■ **Work required**: Set down each record exactly as written.

■ **Input rows**:
[Begin]
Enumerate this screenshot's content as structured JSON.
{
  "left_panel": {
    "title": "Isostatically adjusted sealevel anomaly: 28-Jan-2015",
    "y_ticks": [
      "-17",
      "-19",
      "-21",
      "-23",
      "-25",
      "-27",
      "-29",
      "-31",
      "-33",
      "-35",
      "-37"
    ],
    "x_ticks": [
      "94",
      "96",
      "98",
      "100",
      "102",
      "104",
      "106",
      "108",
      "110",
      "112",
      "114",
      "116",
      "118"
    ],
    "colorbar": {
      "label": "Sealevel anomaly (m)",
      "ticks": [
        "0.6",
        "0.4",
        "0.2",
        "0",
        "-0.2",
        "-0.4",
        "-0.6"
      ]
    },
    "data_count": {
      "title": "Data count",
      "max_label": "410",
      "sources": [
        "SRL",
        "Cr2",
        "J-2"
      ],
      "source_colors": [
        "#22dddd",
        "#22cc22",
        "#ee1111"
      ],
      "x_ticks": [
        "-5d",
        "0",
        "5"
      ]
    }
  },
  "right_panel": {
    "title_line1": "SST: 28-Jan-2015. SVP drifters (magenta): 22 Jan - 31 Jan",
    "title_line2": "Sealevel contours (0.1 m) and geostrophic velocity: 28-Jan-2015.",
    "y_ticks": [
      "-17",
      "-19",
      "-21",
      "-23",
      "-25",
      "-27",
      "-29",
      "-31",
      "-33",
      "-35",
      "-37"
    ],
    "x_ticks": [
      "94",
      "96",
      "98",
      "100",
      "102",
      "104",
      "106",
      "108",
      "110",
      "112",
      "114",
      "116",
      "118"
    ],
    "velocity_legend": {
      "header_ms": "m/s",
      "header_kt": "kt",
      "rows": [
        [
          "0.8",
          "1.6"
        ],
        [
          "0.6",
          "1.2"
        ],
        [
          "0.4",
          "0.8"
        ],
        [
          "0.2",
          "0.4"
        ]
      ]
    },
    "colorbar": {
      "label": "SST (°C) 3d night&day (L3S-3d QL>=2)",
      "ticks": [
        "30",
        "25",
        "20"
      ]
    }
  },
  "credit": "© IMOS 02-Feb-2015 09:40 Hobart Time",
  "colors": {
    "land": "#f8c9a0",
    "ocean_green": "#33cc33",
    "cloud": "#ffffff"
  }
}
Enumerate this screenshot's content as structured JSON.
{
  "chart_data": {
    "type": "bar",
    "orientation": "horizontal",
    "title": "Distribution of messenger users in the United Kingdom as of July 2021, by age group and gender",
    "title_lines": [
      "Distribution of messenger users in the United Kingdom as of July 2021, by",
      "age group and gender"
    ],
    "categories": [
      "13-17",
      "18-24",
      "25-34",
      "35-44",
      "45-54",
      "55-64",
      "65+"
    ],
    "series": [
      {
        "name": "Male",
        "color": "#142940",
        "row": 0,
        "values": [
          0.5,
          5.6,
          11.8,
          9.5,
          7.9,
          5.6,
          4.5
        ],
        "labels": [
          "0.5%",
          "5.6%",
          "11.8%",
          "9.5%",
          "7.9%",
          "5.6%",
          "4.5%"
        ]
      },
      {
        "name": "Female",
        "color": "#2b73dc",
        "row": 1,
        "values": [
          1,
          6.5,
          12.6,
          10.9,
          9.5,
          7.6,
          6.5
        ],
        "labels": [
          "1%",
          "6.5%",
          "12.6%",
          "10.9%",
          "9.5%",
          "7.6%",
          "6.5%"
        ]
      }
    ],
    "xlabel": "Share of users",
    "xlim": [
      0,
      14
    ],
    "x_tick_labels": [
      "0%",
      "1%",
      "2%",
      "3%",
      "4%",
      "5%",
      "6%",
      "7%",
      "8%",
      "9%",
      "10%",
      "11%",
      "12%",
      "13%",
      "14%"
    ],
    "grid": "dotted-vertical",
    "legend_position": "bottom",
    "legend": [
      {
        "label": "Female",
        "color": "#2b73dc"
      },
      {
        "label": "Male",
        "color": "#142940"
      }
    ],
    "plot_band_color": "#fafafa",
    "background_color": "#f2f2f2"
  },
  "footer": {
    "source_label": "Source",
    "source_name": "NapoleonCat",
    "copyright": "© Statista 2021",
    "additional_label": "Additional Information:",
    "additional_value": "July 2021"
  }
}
[End]
■ **Task solution**:
Enumerate this screenshot's content as structured JSON.
{
  "left_panel": {
    "title": "Isostatically adjusted sealevel anomaly: 28-Jan-2015",
    "y_ticks": [
      "-17",
      "-19",
      "-21",
      "-23",
      "-25",
      "-27",
      "-29",
      "-31",
      "-33",
      "-35",
      "-37"
    ],
    "x_ticks": [
      "94",
      "96",
      "98",
      "100",
      "102",
      "104",
      "106",
      "108",
      "110",
      "112",
      "114",
      "116",
      "118"
    ],
    "colorbar": {
      "label": "Sealevel anomaly (m)",
      "ticks": [
        "0.6",
        "0.4",
        "0.2",
        "0",
        "-0.2",
        "-0.4",
        "-0.6"
      ]
    },
    "data_count": {
      "title": "Data count",
      "max_label": "410",
      "sources": [
        "SRL",
        "Cr2",
        "J-2"
      ],
      "source_colors": [
        "#22dddd",
        "#22cc22",
        "#ee1111"
      ],
      "x_ticks": [
        "-5d",
        "0",
        "5"
      ]
    }
  },
  "right_panel": {
    "title_line1": "SST: 28-Jan-2015. SVP drifters (magenta): 22 Jan - 31 Jan",
    "title_line2": "Sealevel contours (0.1 m) and geostrophic velocity: 28-Jan-2015.",
    "y_ticks": [
      "-17",
      "-19",
      "-21",
      "-23",
      "-25",
      "-27",
      "-29",
      "-31",
      "-33",
      "-35",
      "-37"
    ],
    "x_ticks": [
      "94",
      "96",
      "98",
      "100",
      "102",
      "104",
      "106",
      "108",
      "110",
      "112",
      "114",
      "116",
      "118"
    ],
    "velocity_legend": {
      "header_ms": "m/s",
      "header_kt": "kt",
      "rows": [
        [
          "0.8",
          "1.6"
        ],
        [
          "0.6",
          "1.2"
        ],
        [
          "0.4",
          "0.8"
        ],
        [
          "0.2",
          "0.4"
        ]
      ]
    },
    "colorbar": {
      "label": "SST (°C) 3d night&day (L3S-3d QL>=2)",
      "ticks": [
        "30",
        "25",
        "20"
      ]
    }
  },
  "credit": "© IMOS 02-Feb-2015 09:40 Hobart Time",
  "colors": {
    "land": "#f8c9a0",
    "ocean_green": "#33cc33",
    "cloud": "#ffffff"
  }
}
Enumerate this screenshot's content as structured JSON.
{
  "chart_data": {
    "type": "bar",
    "orientation": "horizontal",
    "title": "Distribution of messenger users in the United Kingdom as of July 2021, by age group and gender",
    "title_lines": [
      "Distribution of messenger users in the United Kingdom as of July 2021, by",
      "age group and gender"
    ],
    "categories": [
      "13-17",
      "18-24",
      "25-34",
      "35-44",
      "45-54",
      "55-64",
      "65+"
    ],
    "series": [
      {
        "name": "Male",
        "color": "#142940",
        "row": 0,
        "values": [
          0.5,
          5.6,
          11.8,
          9.5,
          7.9,
          5.6,
          4.5
        ],
        "labels": [
          "0.5%",
          "5.6%",
          "11.8%",
          "9.5%",
          "7.9%",
          "5.6%",
          "4.5%"
        ]
      },
      {
        "name": "Female",
        "color": "#2b73dc",
        "row": 1,
        "values": [
          1,
          6.5,
          12.6,
          10.9,
          9.5,
          7.6,
          6.5
        ],
        "labels": [
          "1%",
          "6.5%",
          "12.6%",
          "10.9%",
          "9.5%",
          "7.6%",
          "6.5%"
        ]
      }
    ],
    "xlabel": "Share of users",
    "xlim": [
      0,
      14
    ],
    "x_tick_labels": [
      "0%",
      "1%",
      "2%",
      "3%",
      "4%",
      "5%",
      "6%",
      "7%",
      "8%",
      "9%",
      "10%",
      "11%",
      "12%",
      "13%",
      "14%"
    ],
    "grid": "dotted-vertical",
    "legend_position": "bottom",
    "legend": [
      {
        "label": "Female",
        "color": "#2b73dc"
      },
      {
        "label": "Male",
        "color": "#142940"
      }
    ],
    "plot_band_color": "#fafafa",
    "background_color": "#f2f2f2"
  },
  "footer": {
    "source_label": "Source",
    "source_name": "NapoleonCat",
    "copyright": "© Statista 2021",
    "additional_label": "Additional Information:",
    "additional_value": "July 2021"
  }
}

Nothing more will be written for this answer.